Aim of the task: Pull each line holding "заявителя" out of the entries below.

Collected data
_ _ _ _ _ _ _

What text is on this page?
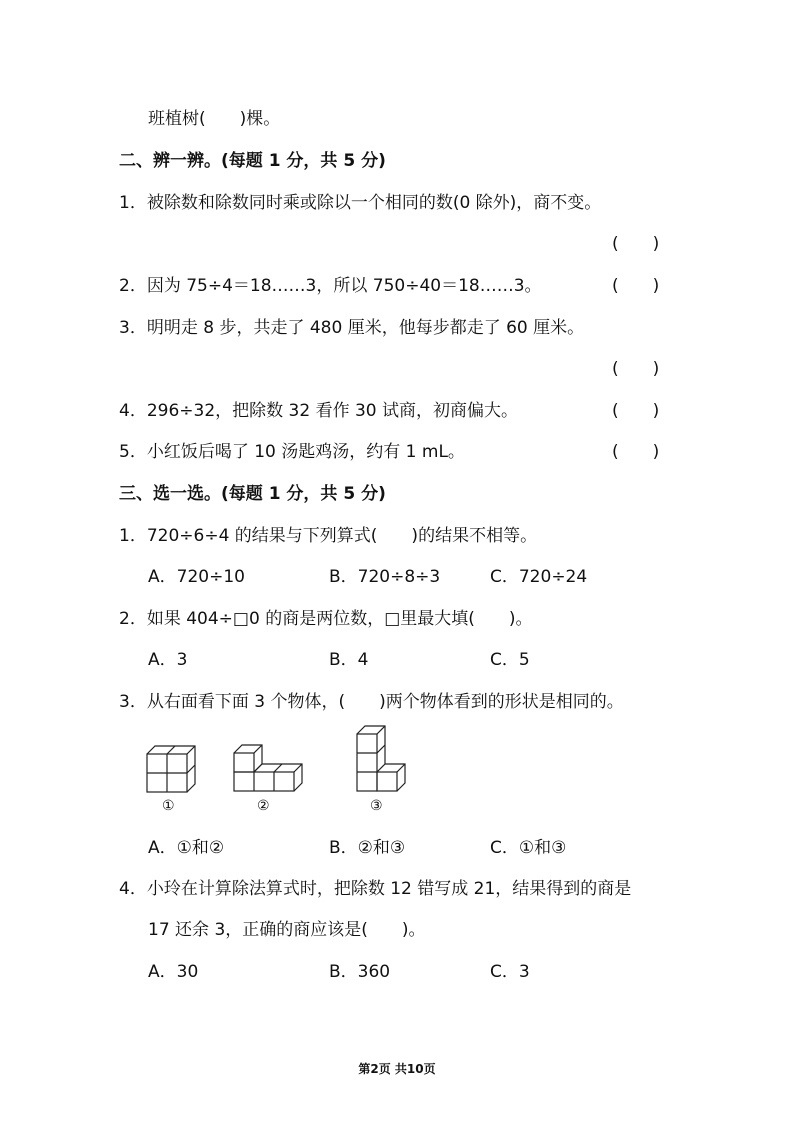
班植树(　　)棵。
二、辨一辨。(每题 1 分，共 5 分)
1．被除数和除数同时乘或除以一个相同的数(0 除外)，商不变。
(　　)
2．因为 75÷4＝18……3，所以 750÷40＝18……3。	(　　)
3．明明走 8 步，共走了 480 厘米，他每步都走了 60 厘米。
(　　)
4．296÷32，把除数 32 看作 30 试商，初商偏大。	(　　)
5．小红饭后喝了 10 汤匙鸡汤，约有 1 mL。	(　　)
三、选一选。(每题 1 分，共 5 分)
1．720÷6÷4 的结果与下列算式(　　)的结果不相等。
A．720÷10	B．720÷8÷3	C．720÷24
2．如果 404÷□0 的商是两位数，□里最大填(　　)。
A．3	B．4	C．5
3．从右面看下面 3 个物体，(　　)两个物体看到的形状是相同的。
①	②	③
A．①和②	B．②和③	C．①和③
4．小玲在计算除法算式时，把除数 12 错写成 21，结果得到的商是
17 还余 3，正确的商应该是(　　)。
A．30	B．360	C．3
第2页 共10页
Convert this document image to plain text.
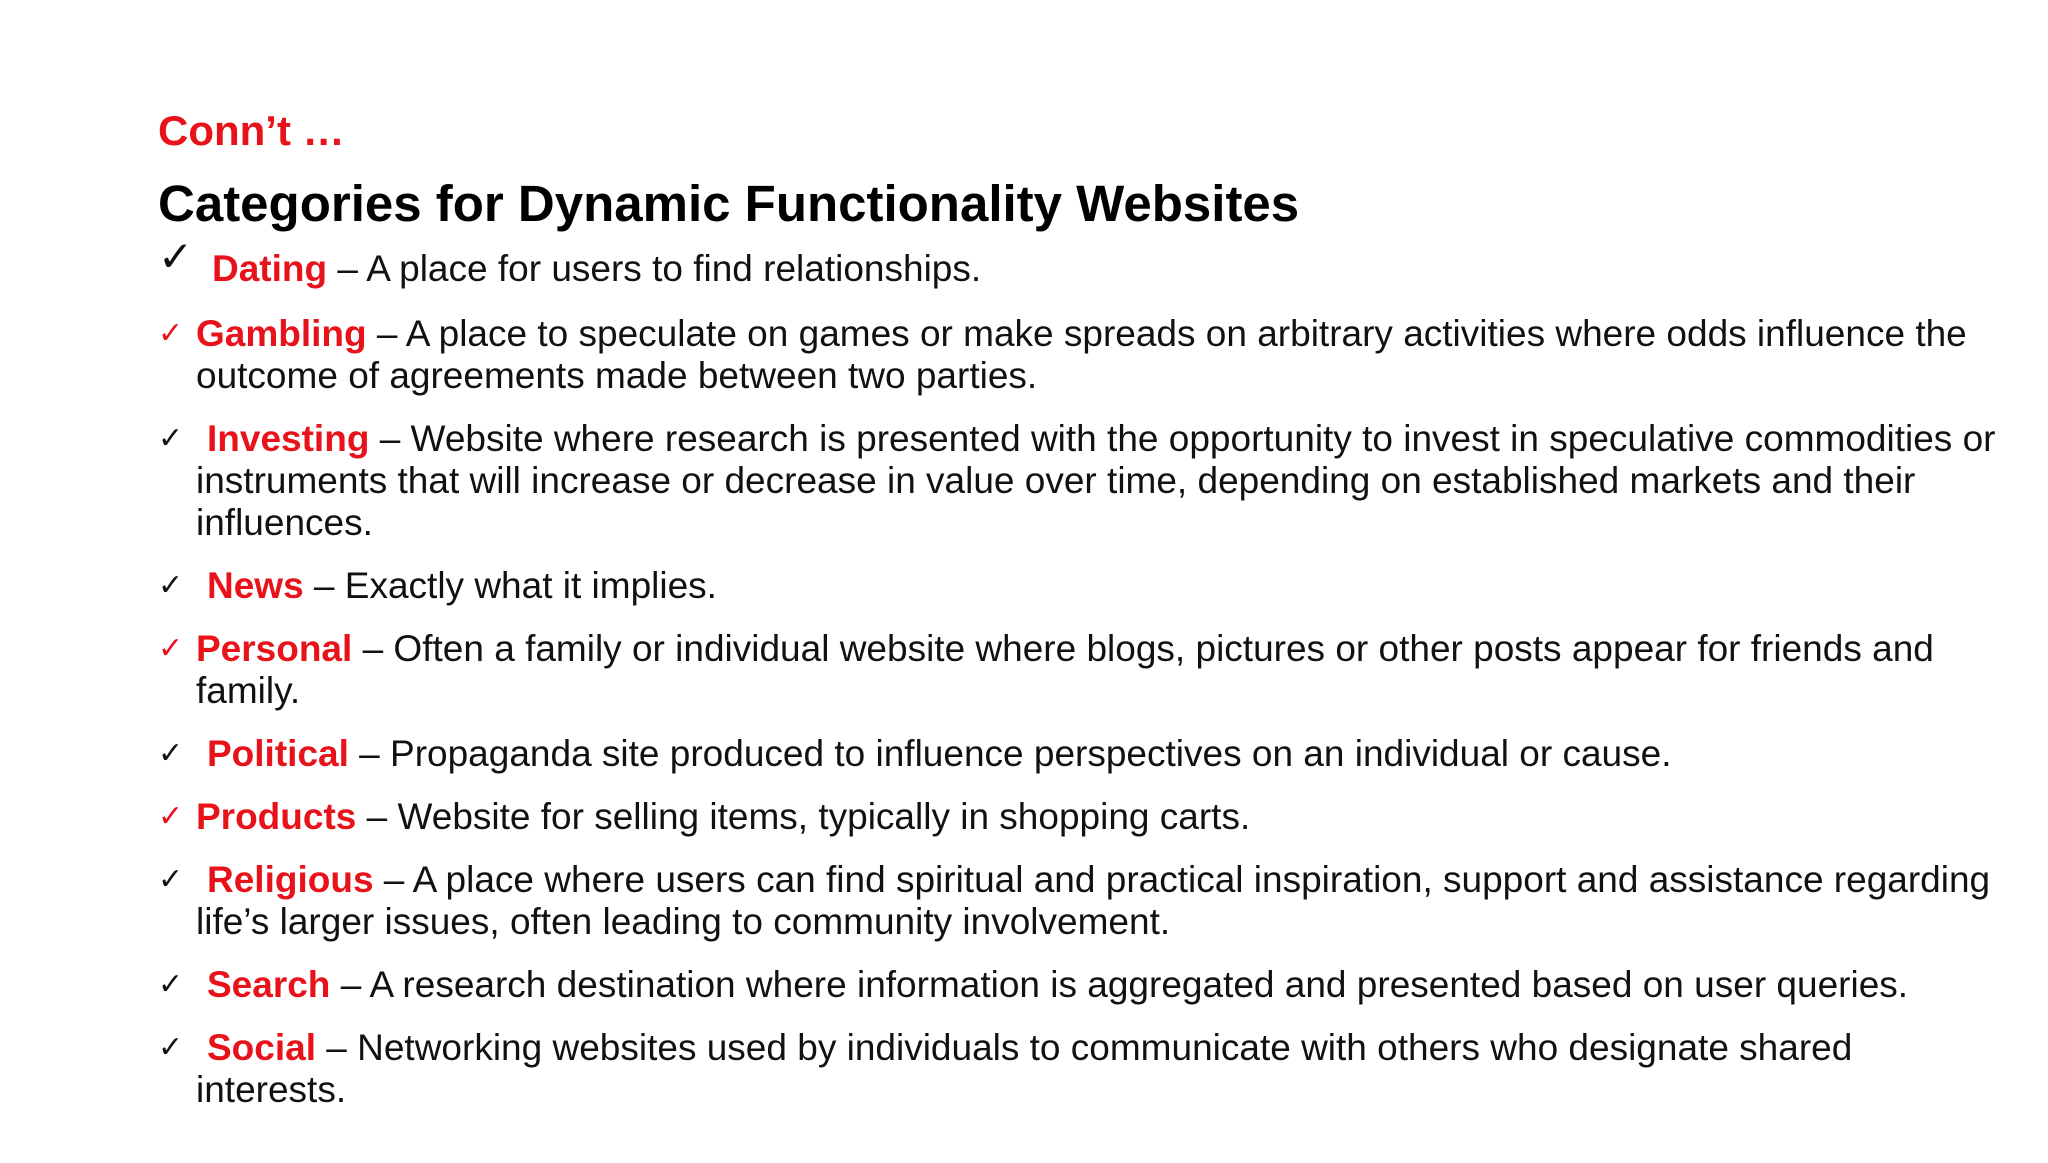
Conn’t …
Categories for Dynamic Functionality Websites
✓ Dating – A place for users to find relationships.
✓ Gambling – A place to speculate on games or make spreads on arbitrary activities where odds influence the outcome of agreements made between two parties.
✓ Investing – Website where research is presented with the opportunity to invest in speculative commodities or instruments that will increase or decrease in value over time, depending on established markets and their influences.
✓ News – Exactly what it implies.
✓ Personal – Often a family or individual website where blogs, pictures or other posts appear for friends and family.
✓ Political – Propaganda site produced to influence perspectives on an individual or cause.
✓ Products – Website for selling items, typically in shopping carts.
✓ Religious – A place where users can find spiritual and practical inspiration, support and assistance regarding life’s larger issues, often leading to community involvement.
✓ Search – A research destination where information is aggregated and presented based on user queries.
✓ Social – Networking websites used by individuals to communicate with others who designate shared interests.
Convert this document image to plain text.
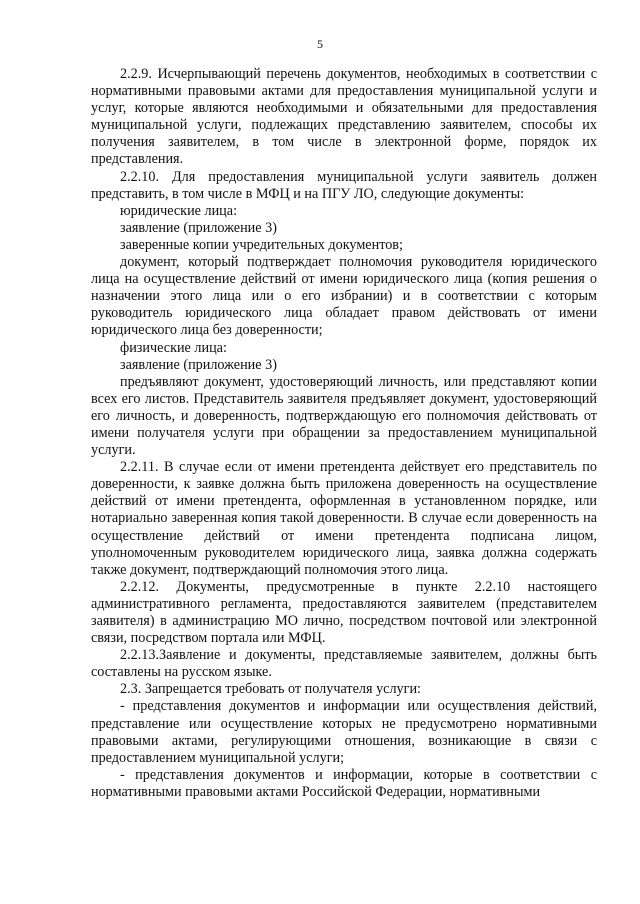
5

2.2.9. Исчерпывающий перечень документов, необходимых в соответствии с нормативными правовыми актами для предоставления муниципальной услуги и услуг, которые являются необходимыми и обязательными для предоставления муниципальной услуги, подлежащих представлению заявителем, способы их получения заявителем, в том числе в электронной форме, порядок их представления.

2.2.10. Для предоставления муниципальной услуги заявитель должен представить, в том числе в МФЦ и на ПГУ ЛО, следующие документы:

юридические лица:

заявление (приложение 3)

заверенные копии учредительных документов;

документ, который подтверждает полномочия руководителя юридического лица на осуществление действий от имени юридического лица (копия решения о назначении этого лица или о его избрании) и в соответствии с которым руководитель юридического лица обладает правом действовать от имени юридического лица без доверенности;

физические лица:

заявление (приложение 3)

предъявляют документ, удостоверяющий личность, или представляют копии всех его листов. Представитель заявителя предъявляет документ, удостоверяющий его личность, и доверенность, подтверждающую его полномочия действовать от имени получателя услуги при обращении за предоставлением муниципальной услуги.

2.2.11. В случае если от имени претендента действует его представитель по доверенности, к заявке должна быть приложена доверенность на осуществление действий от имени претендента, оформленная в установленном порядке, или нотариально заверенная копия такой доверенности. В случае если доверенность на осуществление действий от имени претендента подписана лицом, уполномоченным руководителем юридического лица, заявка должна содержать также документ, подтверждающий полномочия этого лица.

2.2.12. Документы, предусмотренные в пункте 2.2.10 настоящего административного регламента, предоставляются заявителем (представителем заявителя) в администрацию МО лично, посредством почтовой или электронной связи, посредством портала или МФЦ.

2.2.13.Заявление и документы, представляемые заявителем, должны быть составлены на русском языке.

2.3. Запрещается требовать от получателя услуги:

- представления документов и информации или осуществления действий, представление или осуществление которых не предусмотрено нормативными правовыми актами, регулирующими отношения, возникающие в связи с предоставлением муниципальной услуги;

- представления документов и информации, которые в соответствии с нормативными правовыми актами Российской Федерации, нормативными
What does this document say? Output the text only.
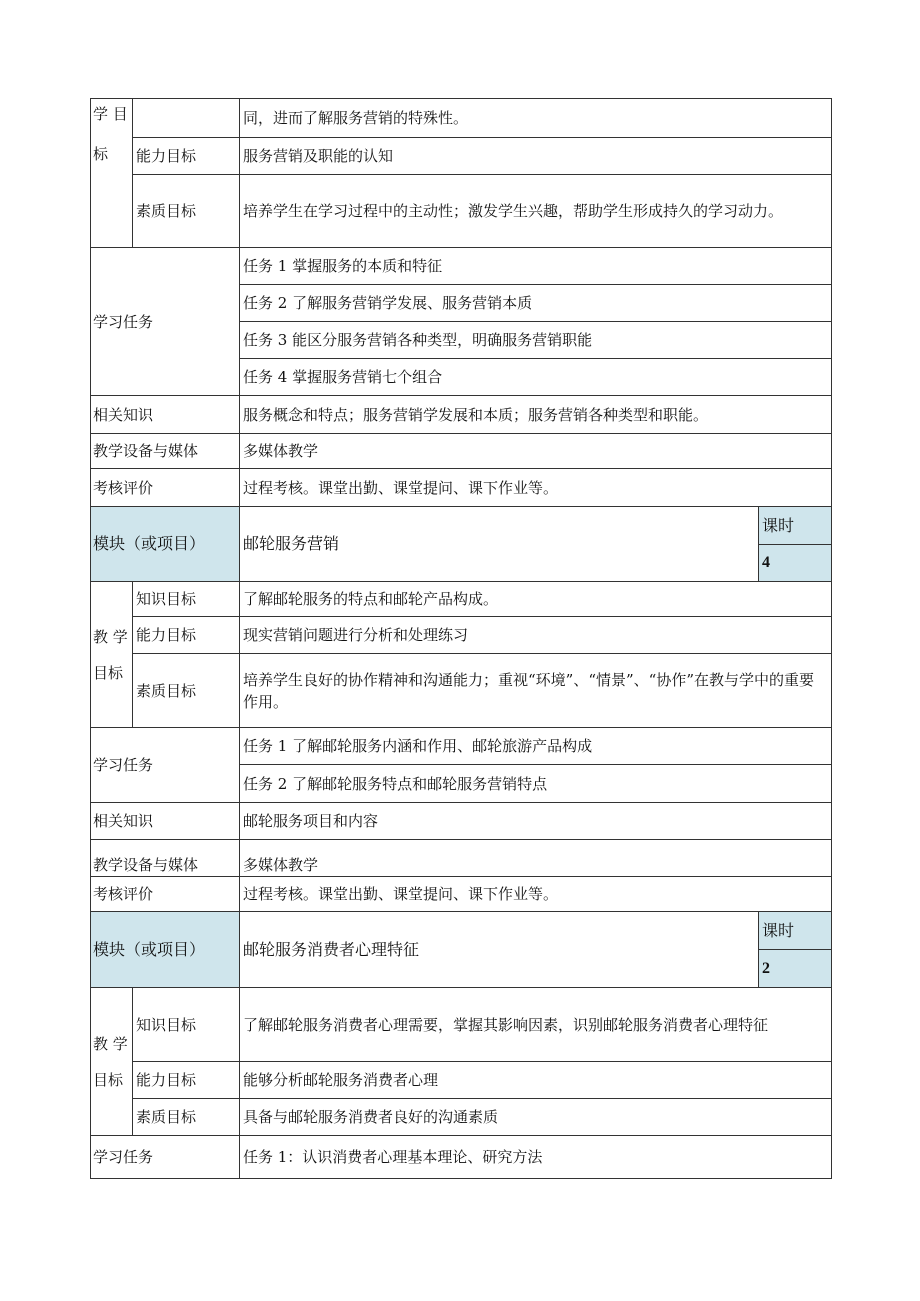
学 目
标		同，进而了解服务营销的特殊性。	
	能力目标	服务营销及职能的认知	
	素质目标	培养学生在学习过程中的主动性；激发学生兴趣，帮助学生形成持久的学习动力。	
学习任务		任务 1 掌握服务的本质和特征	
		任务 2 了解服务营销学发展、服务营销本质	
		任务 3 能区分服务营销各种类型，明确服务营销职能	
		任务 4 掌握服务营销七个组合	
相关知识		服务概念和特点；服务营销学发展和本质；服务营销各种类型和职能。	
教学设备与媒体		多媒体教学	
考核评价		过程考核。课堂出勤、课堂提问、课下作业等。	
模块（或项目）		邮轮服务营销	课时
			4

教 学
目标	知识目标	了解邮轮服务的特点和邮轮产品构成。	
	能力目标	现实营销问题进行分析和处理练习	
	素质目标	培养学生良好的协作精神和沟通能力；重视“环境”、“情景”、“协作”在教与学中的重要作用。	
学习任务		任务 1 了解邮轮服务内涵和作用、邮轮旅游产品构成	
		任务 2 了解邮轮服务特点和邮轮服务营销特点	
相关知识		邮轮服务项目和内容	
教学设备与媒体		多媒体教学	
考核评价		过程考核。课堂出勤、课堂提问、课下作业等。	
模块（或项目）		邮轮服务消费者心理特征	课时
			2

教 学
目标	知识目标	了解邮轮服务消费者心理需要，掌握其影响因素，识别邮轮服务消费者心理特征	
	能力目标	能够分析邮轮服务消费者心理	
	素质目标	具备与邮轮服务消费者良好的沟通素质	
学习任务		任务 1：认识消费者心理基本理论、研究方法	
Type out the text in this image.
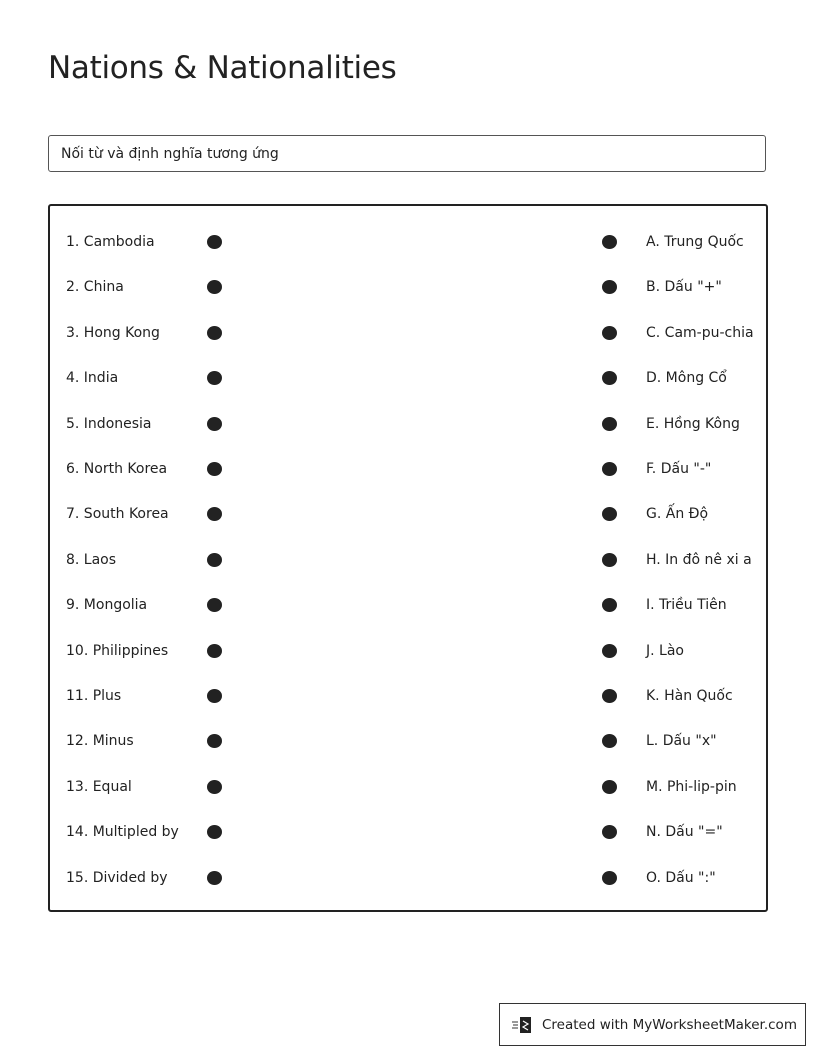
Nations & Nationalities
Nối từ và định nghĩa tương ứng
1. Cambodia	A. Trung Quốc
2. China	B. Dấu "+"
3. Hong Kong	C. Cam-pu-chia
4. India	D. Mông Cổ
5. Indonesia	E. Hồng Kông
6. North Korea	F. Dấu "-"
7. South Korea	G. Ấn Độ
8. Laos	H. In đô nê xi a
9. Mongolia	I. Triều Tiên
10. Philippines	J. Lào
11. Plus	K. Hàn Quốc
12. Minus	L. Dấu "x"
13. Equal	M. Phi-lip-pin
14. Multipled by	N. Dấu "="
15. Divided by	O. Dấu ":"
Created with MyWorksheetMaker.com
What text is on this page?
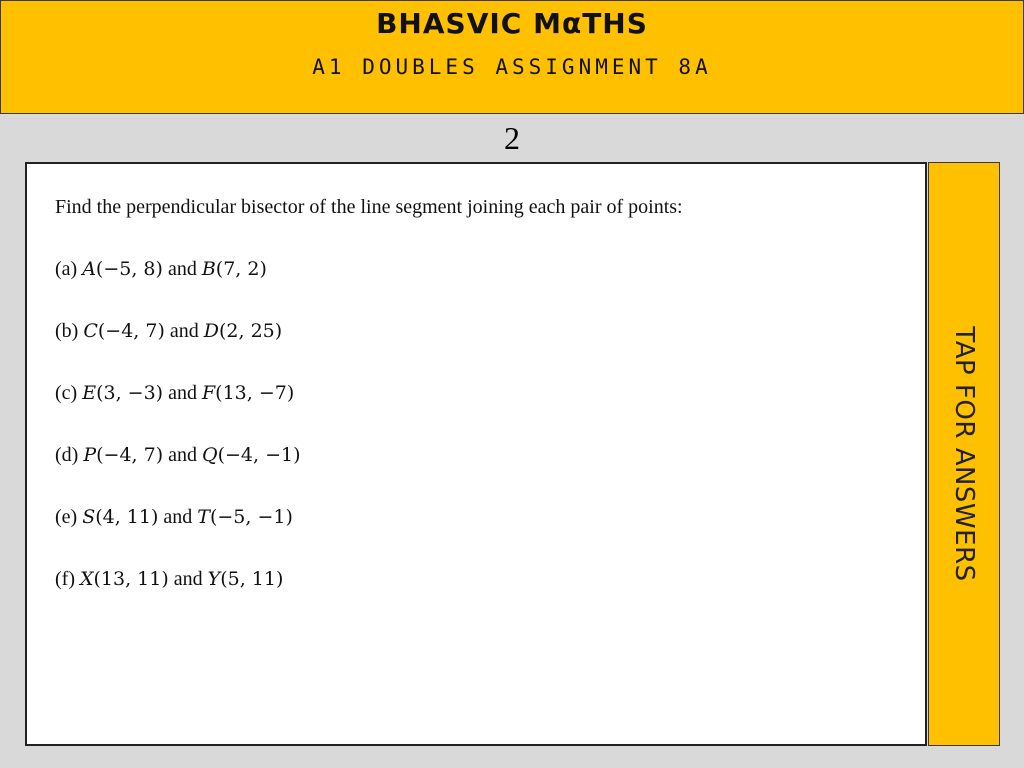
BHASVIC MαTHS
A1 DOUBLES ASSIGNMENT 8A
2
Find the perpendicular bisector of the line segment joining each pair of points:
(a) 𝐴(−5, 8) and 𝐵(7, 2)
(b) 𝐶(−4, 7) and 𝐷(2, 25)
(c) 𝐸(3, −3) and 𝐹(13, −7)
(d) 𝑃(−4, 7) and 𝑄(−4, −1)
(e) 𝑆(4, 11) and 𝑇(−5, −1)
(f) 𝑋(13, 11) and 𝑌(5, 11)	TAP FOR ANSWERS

_ _ _ _ _ _ _

Expected output:
предъявляют документ, удостоверяющий личность, или представляют копии всех его листов. Представитель заявителя предъявляет документ, удостоверяющий его личность, и доверенность, подтверждающую его полномочия действовать от имени получателя услуги при обращении за предоставлением муниципальной услуги.
2.2.12. Документы, предусмотренные в пункте 2.2.10 настоящего административного регламента, предоставляются заявителем (представителем заявителя) в администрацию МО лично, посредством почтовой или электронной связи, посредством портала или МФЦ.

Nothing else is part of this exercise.